PROBLEM TO SOLVE. From the entries below, list each line with "axis".

Dataset rows.
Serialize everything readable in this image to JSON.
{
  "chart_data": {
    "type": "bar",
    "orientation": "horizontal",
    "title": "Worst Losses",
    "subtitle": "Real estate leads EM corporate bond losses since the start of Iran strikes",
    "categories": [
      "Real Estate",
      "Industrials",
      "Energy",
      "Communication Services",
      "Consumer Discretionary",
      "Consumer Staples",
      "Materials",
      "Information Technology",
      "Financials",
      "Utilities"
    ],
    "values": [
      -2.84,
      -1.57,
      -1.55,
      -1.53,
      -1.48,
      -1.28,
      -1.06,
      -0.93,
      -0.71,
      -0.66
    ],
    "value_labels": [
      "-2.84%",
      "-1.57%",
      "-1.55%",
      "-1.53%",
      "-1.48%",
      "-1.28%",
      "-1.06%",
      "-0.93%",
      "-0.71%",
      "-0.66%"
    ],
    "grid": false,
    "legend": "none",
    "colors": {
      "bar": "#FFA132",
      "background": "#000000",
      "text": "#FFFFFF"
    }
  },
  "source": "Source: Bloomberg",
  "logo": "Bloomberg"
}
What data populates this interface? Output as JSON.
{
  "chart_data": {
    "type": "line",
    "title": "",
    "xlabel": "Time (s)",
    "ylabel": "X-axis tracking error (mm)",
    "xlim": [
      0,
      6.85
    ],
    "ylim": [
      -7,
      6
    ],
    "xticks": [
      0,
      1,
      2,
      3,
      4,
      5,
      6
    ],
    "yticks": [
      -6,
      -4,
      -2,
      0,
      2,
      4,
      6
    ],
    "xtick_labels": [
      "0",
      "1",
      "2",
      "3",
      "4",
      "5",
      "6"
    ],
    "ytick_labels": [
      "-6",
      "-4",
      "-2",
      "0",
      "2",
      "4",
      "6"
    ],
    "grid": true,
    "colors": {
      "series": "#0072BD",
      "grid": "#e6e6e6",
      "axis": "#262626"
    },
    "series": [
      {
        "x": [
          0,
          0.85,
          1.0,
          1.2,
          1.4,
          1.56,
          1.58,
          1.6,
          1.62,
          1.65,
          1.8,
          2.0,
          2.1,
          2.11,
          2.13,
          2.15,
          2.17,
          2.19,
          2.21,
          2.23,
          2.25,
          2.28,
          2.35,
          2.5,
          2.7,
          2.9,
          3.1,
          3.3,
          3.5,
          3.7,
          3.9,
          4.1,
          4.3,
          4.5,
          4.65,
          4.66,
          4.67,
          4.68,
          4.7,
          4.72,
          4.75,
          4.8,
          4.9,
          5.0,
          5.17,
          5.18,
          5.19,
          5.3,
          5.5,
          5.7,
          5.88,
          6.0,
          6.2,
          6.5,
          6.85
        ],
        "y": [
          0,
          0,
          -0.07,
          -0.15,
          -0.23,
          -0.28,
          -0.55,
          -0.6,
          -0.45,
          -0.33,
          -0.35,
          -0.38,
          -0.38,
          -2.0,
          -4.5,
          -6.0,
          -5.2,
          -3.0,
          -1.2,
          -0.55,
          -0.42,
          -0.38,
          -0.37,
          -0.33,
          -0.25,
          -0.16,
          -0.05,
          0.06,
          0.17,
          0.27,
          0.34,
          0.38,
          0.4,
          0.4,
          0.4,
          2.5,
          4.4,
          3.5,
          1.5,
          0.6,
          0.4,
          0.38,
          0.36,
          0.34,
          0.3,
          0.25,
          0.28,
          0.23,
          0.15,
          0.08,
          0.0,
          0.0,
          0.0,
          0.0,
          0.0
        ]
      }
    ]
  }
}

ANSWER FOR THIS EXERCISE.
    "ylabel": "X-axis tracking error (mm)",
      "axis": "#262626"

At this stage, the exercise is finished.